● **THE TASK**
No images are to be carried over; print all other material exactly as it stands.

Saved entries
****************************************

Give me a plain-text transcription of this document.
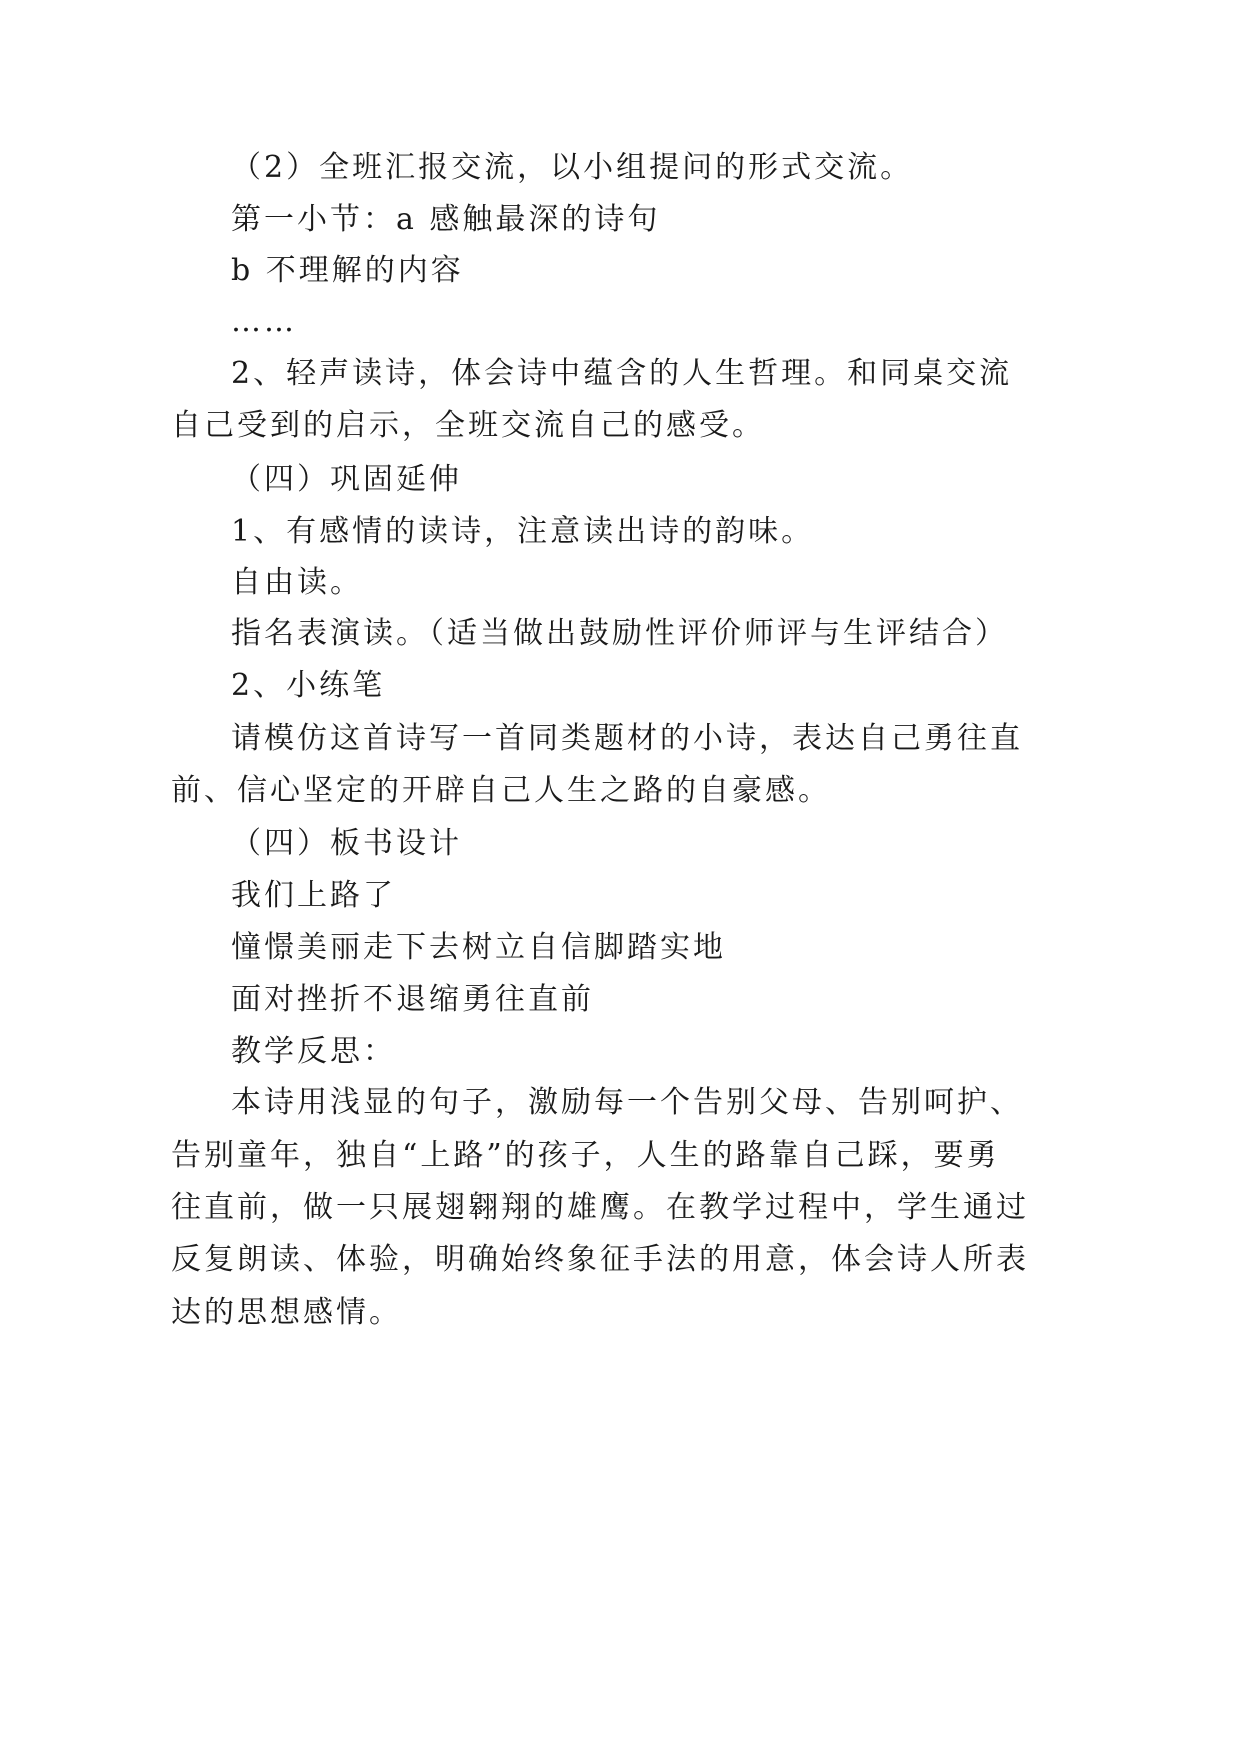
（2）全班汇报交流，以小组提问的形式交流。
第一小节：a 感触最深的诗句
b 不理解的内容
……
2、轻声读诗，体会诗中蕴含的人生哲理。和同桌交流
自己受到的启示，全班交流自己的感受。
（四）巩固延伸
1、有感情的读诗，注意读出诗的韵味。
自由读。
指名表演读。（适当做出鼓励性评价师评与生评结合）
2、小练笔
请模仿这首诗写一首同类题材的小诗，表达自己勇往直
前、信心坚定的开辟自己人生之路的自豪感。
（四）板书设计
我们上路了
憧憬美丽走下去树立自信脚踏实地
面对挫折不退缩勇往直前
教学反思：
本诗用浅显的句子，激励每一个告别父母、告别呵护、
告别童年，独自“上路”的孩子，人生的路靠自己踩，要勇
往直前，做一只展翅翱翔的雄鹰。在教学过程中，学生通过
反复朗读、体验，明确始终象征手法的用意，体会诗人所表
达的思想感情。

****************************************

● **CORRECT RESULT**
Give me a plain-text transcription of this document.
（2）全班汇报交流，以小组提问的形式交流。
第一小节：a 感触最深的诗句
b 不理解的内容
……
2、轻声读诗，体会诗中蕴含的人生哲理。和同桌交流
自己受到的启示，全班交流自己的感受。
（四）巩固延伸
1、有感情的读诗，注意读出诗的韵味。
自由读。
指名表演读。（适当做出鼓励性评价师评与生评结合）
2、小练笔
请模仿这首诗写一首同类题材的小诗，表达自己勇往直
前、信心坚定的开辟自己人生之路的自豪感。
（四）板书设计
我们上路了
憧憬美丽走下去树立自信脚踏实地
面对挫折不退缩勇往直前
教学反思：
本诗用浅显的句子，激励每一个告别父母、告别呵护、
告别童年，独自“上路”的孩子，人生的路靠自己踩，要勇
往直前，做一只展翅翱翔的雄鹰。在教学过程中，学生通过
反复朗读、体验，明确始终象征手法的用意，体会诗人所表
达的思想感情。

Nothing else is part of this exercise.